Entries supplied:
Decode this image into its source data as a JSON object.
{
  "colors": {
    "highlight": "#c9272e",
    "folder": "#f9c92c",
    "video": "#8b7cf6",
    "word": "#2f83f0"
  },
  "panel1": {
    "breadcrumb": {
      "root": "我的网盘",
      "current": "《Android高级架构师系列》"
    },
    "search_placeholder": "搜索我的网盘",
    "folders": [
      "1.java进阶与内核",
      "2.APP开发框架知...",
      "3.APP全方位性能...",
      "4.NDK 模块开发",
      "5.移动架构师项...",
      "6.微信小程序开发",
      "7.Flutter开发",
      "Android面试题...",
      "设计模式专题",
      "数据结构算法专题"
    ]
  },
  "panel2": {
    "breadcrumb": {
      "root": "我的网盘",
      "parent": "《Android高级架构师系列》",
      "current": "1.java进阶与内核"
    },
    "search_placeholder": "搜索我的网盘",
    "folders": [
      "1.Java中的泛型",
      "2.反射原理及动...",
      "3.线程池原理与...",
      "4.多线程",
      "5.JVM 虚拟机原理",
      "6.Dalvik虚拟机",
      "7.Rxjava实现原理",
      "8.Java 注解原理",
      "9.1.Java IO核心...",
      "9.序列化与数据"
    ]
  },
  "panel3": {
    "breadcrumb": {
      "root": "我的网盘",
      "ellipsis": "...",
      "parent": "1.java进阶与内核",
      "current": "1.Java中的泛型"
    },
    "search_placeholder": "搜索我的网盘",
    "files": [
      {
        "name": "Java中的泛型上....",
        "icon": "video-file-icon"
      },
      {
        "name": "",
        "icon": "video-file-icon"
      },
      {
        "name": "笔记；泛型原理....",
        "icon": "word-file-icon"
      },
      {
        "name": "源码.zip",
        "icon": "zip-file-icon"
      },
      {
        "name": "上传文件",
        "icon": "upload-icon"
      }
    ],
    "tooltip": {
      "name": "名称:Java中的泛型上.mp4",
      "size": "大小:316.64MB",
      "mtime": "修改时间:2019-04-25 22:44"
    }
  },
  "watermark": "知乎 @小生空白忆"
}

Goal of the exercise:
Take the material above and return all of it exactly.

Final result:
Decode this image into its source data as a JSON object.
{
  "colors": {
    "highlight": "#c9272e",
    "folder": "#f9c92c",
    "video": "#8b7cf6",
    "word": "#2f83f0"
  },
  "panel1": {
    "breadcrumb": {
      "root": "我的网盘",
      "current": "《Android高级架构师系列》"
    },
    "search_placeholder": "搜索我的网盘",
    "folders": [
      "1.java进阶与内核",
      "2.APP开发框架知...",
      "3.APP全方位性能...",
      "4.NDK 模块开发",
      "5.移动架构师项...",
      "6.微信小程序开发",
      "7.Flutter开发",
      "Android面试题...",
      "设计模式专题",
      "数据结构算法专题"
    ]
  },
  "panel2": {
    "breadcrumb": {
      "root": "我的网盘",
      "parent": "《Android高级架构师系列》",
      "current": "1.java进阶与内核"
    },
    "search_placeholder": "搜索我的网盘",
    "folders": [
      "1.Java中的泛型",
      "2.反射原理及动...",
      "3.线程池原理与...",
      "4.多线程",
      "5.JVM 虚拟机原理",
      "6.Dalvik虚拟机",
      "7.Rxjava实现原理",
      "8.Java 注解原理",
      "9.1.Java IO核心...",
      "9.序列化与数据"
    ]
  },
  "panel3": {
    "breadcrumb": {
      "root": "我的网盘",
      "ellipsis": "...",
      "parent": "1.java进阶与内核",
      "current": "1.Java中的泛型"
    },
    "search_placeholder": "搜索我的网盘",
    "files": [
      {
        "name": "Java中的泛型上....",
        "icon": "video-file-icon"
      },
      {
        "name": "",
        "icon": "video-file-icon"
      },
      {
        "name": "笔记；泛型原理....",
        "icon": "word-file-icon"
      },
      {
        "name": "源码.zip",
        "icon": "zip-file-icon"
      },
      {
        "name": "上传文件",
        "icon": "upload-icon"
      }
    ],
    "tooltip": {
      "name": "名称:Java中的泛型上.mp4",
      "size": "大小:316.64MB",
      "mtime": "修改时间:2019-04-25 22:44"
    }
  },
  "watermark": "知乎 @小生空白忆"
}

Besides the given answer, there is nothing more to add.